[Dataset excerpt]
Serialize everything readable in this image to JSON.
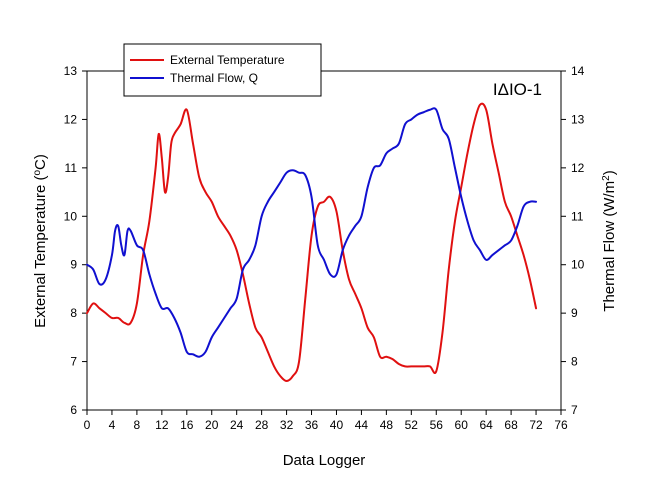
{
  "chart_data": {
    "type": "line",
    "title": "",
    "annotation": "IΔIO-1",
    "xlabel": "Data Logger",
    "ylabel_left": "External Temperature (",
    "ylabel_left_sup": "o",
    "ylabel_left_tail": "C)",
    "ylabel_right": "Thermal Flow (W/m",
    "ylabel_right_sup": "2",
    "ylabel_right_tail": ")",
    "xlim": [
      0,
      76
    ],
    "xticks": [
      0,
      4,
      8,
      12,
      16,
      20,
      24,
      28,
      32,
      36,
      40,
      44,
      48,
      52,
      56,
      60,
      64,
      68,
      72,
      76
    ],
    "ylim_left": [
      6,
      13
    ],
    "yticks_left": [
      6,
      7,
      8,
      9,
      10,
      11,
      12,
      13
    ],
    "ylim_right": [
      7,
      14
    ],
    "yticks_right": [
      7,
      8,
      9,
      10,
      11,
      12,
      13,
      14
    ],
    "grid": false,
    "legend_position": "top-left",
    "series": [
      {
        "name": "External Temperature",
        "axis": "left",
        "color": "#e01010",
        "x": [
          0,
          1,
          2,
          3,
          4,
          5,
          6,
          7,
          8,
          9,
          10,
          11,
          11.5,
          12,
          12.5,
          13,
          13.5,
          14,
          15,
          16,
          17,
          18,
          19,
          20,
          21,
          22,
          23,
          24,
          25,
          26,
          27,
          28,
          29,
          30,
          31,
          32,
          33,
          34,
          35,
          36,
          37,
          38,
          39,
          40,
          41,
          42,
          43,
          44,
          45,
          46,
          47,
          48,
          49,
          50,
          51,
          52,
          53,
          54,
          55,
          56,
          57,
          58,
          59,
          60,
          61,
          62,
          63,
          64,
          65,
          66,
          67,
          68,
          69,
          70,
          71,
          72
        ],
        "y": [
          8.0,
          8.2,
          8.1,
          8.0,
          7.9,
          7.9,
          7.8,
          7.8,
          8.2,
          9.2,
          9.9,
          11.0,
          11.7,
          11.2,
          10.5,
          10.8,
          11.5,
          11.7,
          11.9,
          12.2,
          11.5,
          10.8,
          10.5,
          10.3,
          10.0,
          9.8,
          9.6,
          9.3,
          8.8,
          8.2,
          7.7,
          7.5,
          7.2,
          6.9,
          6.7,
          6.6,
          6.7,
          7.0,
          8.3,
          9.6,
          10.2,
          10.3,
          10.4,
          10.1,
          9.3,
          8.7,
          8.4,
          8.1,
          7.7,
          7.5,
          7.1,
          7.1,
          7.05,
          6.95,
          6.9,
          6.9,
          6.9,
          6.9,
          6.9,
          6.8,
          7.6,
          8.9,
          9.9,
          10.6,
          11.3,
          11.9,
          12.3,
          12.2,
          11.5,
          10.9,
          10.3,
          10.0,
          9.6,
          9.2,
          8.7,
          8.1
        ]
      },
      {
        "name": "Thermal Flow, Q",
        "axis": "right",
        "color": "#1010d0",
        "x": [
          0,
          1,
          2,
          3,
          4,
          4.5,
          5,
          5.5,
          6,
          6.5,
          7,
          8,
          9,
          10,
          11,
          12,
          13,
          14,
          15,
          16,
          17,
          18,
          19,
          20,
          21,
          22,
          23,
          24,
          25,
          26,
          27,
          28,
          29,
          30,
          31,
          32,
          33,
          34,
          35,
          36,
          37,
          38,
          39,
          40,
          41,
          42,
          43,
          44,
          45,
          46,
          47,
          48,
          49,
          50,
          51,
          52,
          53,
          54,
          55,
          56,
          57,
          58,
          59,
          60,
          61,
          62,
          63,
          64,
          65,
          66,
          67,
          68,
          69,
          70,
          71,
          72
        ],
        "y": [
          10.0,
          9.9,
          9.6,
          9.7,
          10.2,
          10.7,
          10.8,
          10.4,
          10.2,
          10.7,
          10.7,
          10.4,
          10.3,
          9.8,
          9.4,
          9.1,
          9.1,
          8.9,
          8.6,
          8.2,
          8.15,
          8.1,
          8.2,
          8.5,
          8.7,
          8.9,
          9.1,
          9.3,
          9.9,
          10.1,
          10.4,
          11.0,
          11.3,
          11.5,
          11.7,
          11.9,
          11.95,
          11.9,
          11.85,
          11.4,
          10.4,
          10.1,
          9.8,
          9.8,
          10.3,
          10.6,
          10.8,
          11.0,
          11.6,
          12.0,
          12.05,
          12.3,
          12.4,
          12.5,
          12.9,
          13.0,
          13.1,
          13.15,
          13.2,
          13.2,
          12.8,
          12.6,
          12.0,
          11.4,
          10.9,
          10.5,
          10.3,
          10.1,
          10.2,
          10.3,
          10.4,
          10.5,
          10.8,
          11.2,
          11.3,
          11.3
        ]
      }
    ]
  }
}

GOAL = Locate each line containing the string "External" and show it.

RESULT OF THE TASK =
    "ylabel_left": "External Temperature (",
        "name": "External Temperature",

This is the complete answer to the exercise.